(Extracts from a graphics dataset)
-- start --
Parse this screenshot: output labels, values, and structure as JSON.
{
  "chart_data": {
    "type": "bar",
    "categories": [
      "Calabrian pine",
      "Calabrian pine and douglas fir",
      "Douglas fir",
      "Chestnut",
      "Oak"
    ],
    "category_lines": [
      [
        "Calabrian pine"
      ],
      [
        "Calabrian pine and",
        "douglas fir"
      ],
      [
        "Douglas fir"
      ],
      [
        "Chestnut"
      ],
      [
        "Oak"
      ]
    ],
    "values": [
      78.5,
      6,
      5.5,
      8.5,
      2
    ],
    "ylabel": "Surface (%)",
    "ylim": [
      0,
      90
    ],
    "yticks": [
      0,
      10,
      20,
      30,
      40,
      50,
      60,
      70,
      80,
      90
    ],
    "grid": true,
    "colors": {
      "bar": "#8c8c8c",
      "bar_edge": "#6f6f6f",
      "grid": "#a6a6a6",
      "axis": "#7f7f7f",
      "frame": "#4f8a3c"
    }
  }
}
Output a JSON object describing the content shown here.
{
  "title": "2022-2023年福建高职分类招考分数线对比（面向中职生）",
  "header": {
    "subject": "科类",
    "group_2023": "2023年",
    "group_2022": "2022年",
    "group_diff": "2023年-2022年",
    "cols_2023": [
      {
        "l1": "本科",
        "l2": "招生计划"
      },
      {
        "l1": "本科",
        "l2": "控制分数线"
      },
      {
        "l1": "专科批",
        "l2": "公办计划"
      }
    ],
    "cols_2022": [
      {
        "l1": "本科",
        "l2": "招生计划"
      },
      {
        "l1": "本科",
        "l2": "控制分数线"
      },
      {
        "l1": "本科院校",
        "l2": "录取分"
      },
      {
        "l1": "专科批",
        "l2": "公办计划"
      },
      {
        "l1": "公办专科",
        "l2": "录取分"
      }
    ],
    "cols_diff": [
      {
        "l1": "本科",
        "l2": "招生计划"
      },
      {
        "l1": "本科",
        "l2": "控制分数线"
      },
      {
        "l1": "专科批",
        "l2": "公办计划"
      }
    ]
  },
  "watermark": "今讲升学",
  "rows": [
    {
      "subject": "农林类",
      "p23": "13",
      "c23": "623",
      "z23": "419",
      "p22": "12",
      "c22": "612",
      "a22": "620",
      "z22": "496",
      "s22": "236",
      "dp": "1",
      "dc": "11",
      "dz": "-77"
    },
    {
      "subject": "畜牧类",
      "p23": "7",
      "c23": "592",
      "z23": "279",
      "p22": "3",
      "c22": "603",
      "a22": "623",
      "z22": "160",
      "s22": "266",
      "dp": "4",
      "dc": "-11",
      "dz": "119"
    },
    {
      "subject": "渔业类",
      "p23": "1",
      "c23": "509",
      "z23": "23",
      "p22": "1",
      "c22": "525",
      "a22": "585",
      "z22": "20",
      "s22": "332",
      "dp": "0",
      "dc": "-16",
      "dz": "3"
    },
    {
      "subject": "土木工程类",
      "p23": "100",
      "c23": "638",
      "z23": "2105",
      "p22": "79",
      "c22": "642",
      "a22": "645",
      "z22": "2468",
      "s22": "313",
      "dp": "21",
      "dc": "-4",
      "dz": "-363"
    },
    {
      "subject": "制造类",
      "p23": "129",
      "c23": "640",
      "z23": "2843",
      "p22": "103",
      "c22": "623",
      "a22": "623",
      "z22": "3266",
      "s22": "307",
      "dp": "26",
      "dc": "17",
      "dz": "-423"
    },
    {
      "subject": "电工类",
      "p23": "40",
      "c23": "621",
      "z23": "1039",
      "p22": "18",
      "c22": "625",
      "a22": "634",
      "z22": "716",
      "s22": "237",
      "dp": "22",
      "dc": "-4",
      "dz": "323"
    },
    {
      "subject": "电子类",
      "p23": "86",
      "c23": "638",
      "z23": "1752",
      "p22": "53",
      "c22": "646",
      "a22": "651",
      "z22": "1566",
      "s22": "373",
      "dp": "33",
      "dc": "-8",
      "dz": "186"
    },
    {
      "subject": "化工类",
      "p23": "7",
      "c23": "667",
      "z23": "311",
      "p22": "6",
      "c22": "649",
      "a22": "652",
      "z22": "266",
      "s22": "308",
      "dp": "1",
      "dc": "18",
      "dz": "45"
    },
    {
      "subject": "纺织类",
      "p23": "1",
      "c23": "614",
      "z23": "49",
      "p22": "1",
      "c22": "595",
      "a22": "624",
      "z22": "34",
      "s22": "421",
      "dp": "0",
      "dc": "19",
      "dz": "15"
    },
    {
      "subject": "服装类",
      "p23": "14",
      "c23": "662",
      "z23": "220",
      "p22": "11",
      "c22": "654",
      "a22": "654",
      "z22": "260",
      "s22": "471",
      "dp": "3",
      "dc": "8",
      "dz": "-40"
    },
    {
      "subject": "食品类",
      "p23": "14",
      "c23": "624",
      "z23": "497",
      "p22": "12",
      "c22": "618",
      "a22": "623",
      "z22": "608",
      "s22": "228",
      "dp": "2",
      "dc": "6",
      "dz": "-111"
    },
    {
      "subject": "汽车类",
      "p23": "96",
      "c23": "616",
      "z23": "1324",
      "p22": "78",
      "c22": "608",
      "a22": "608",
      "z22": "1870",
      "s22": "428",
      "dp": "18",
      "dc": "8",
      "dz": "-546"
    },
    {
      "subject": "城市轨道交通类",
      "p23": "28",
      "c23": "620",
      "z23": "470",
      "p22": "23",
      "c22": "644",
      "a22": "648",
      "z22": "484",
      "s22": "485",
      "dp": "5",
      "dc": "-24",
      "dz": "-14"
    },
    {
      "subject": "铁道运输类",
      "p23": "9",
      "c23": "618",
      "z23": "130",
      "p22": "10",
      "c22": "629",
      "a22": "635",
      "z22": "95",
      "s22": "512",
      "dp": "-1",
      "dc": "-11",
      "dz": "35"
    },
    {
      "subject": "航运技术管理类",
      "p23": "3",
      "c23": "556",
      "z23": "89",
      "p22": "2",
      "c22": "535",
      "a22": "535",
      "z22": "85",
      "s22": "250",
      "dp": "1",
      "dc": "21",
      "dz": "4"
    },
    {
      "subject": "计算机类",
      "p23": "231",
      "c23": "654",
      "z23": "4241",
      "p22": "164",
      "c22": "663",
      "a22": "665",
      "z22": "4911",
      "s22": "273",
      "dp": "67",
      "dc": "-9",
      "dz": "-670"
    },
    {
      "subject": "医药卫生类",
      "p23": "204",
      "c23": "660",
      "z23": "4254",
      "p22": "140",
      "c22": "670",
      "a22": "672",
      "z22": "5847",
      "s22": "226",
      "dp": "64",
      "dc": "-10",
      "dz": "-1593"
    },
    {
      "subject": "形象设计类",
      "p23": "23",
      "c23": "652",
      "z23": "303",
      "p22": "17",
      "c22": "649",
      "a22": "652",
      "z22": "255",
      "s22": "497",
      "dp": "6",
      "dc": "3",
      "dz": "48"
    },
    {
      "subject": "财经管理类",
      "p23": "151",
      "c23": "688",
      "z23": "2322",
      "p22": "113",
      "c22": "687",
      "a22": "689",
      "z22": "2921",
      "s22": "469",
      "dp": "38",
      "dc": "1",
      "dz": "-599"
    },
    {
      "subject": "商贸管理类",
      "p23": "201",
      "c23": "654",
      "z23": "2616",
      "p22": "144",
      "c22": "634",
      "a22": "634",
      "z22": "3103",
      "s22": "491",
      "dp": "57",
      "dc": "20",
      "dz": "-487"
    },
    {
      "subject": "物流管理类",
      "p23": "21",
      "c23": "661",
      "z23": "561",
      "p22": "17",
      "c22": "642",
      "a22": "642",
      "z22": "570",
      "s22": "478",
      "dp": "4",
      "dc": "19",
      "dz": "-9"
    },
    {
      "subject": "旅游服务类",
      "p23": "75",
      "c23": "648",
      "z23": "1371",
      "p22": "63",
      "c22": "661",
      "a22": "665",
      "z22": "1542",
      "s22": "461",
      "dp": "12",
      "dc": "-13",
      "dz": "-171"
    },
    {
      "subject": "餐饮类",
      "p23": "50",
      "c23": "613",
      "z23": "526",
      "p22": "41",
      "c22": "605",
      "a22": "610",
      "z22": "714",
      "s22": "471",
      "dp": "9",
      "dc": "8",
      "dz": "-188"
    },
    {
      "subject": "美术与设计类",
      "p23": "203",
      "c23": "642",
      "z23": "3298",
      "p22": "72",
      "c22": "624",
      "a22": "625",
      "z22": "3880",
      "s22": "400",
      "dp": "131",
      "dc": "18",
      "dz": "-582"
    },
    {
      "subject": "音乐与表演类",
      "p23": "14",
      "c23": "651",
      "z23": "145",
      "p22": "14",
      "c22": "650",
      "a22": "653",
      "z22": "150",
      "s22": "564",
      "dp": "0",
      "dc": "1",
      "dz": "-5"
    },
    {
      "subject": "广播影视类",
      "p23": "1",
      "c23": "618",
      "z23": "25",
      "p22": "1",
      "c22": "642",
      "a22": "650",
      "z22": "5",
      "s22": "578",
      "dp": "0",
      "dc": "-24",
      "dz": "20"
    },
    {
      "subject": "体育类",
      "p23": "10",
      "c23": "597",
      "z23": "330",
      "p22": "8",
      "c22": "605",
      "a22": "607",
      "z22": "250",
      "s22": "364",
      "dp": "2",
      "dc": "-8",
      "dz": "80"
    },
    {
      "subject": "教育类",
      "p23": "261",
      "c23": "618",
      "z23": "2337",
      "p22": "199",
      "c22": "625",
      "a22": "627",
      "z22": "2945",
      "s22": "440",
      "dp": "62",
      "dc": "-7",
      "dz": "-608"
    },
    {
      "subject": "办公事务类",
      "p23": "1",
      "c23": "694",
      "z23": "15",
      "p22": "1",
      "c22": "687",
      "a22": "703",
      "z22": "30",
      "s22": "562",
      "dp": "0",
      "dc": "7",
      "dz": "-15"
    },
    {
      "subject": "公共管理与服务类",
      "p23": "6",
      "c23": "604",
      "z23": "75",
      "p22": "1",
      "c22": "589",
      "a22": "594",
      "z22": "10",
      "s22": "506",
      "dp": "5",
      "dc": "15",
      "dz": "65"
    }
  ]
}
-- end --
— Your task —
Extract from the material all lines containing the string "values".

— Response to this task —
Parse this screenshot: output labels, values, and structure as JSON.
    "values": [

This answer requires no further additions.